Every record here needs to be written out again exactly.

# Stored records
◆ ◆ ◆ ◆ ◆ ◆ ◆

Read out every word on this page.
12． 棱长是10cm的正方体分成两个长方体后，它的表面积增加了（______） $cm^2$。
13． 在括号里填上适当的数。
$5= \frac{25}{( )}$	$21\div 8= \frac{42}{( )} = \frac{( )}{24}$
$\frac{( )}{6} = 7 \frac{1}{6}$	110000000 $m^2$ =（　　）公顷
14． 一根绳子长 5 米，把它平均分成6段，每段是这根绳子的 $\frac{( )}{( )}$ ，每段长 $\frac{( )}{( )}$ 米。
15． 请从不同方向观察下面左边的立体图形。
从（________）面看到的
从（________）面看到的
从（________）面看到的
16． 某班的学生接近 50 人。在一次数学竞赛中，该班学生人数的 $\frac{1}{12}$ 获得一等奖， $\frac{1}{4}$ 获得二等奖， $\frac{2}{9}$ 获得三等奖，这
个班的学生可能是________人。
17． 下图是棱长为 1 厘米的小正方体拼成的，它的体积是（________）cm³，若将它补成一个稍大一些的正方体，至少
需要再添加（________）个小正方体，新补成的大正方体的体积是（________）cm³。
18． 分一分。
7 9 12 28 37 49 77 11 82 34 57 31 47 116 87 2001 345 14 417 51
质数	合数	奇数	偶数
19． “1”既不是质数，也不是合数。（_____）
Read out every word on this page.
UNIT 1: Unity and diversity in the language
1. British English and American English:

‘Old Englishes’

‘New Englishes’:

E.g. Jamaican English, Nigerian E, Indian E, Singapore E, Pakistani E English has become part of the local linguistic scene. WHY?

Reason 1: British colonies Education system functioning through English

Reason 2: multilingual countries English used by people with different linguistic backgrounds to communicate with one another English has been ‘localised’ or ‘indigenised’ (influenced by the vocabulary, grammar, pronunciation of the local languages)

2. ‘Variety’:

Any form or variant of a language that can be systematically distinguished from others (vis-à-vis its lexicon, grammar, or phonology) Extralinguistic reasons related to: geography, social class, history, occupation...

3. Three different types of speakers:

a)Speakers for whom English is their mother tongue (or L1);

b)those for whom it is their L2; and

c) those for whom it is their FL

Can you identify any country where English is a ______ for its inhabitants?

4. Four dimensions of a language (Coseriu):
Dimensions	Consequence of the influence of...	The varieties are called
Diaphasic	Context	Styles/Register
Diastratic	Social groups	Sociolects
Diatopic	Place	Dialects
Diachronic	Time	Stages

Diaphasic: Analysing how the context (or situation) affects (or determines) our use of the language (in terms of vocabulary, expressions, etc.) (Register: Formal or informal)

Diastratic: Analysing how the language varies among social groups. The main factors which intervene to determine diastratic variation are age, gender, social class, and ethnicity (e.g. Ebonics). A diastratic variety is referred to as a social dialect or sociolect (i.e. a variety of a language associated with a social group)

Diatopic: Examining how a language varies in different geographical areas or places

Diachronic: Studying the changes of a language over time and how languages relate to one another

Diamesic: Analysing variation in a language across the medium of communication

◆ ◆ ◆ ◆ ◆ ◆ ◆

# Written solution
Read out every word on this page.
12． 棱长是10cm的正方体分成两个长方体后，它的表面积增加了（______） $cm^2$。
13． 在括号里填上适当的数。
$5= \frac{25}{( )}$	$21\div 8= \frac{42}{( )} = \frac{( )}{24}$
$\frac{( )}{6} = 7 \frac{1}{6}$	110000000 $m^2$ =（　　）公顷
14． 一根绳子长 5 米，把它平均分成6段，每段是这根绳子的 $\frac{( )}{( )}$ ，每段长 $\frac{( )}{( )}$ 米。
15． 请从不同方向观察下面左边的立体图形。
从（________）面看到的
从（________）面看到的
从（________）面看到的
16． 某班的学生接近 50 人。在一次数学竞赛中，该班学生人数的 $\frac{1}{12}$ 获得一等奖， $\frac{1}{4}$ 获得二等奖， $\frac{2}{9}$ 获得三等奖，这
个班的学生可能是________人。
17． 下图是棱长为 1 厘米的小正方体拼成的，它的体积是（________）cm³，若将它补成一个稍大一些的正方体，至少
需要再添加（________）个小正方体，新补成的大正方体的体积是（________）cm³。
18． 分一分。
7 9 12 28 37 49 77 11 82 34 57 31 47 116 87 2001 345 14 417 51
质数	合数	奇数	偶数
19． “1”既不是质数，也不是合数。（_____）
Read out every word on this page.
UNIT 1: Unity and diversity in the language
1. British English and American English:

‘Old Englishes’

‘New Englishes’:

E.g. Jamaican English, Nigerian E, Indian E, Singapore E, Pakistani E English has become part of the local linguistic scene. WHY?

Reason 1: British colonies Education system functioning through English

Reason 2: multilingual countries English used by people with different linguistic backgrounds to communicate with one another English has been ‘localised’ or ‘indigenised’ (influenced by the vocabulary, grammar, pronunciation of the local languages)

2. ‘Variety’:

Any form or variant of a language that can be systematically distinguished from others (vis-à-vis its lexicon, grammar, or phonology) Extralinguistic reasons related to: geography, social class, history, occupation...

3. Three different types of speakers:

a)Speakers for whom English is their mother tongue (or L1);

b)those for whom it is their L2; and

c) those for whom it is their FL

Can you identify any country where English is a ______ for its inhabitants?

4. Four dimensions of a language (Coseriu):
Dimensions	Consequence of the influence of...	The varieties are called
Diaphasic	Context	Styles/Register
Diastratic	Social groups	Sociolects
Diatopic	Place	Dialects
Diachronic	Time	Stages

Diaphasic: Analysing how the context (or situation) affects (or determines) our use of the language (in terms of vocabulary, expressions, etc.) (Register: Formal or informal)

Diastratic: Analysing how the language varies among social groups. The main factors which intervene to determine diastratic variation are age, gender, social class, and ethnicity (e.g. Ebonics). A diastratic variety is referred to as a social dialect or sociolect (i.e. a variety of a language associated with a social group)

Diatopic: Examining how a language varies in different geographical areas or places

Diachronic: Studying the changes of a language over time and how languages relate to one another

Diamesic: Analysing variation in a language across the medium of communication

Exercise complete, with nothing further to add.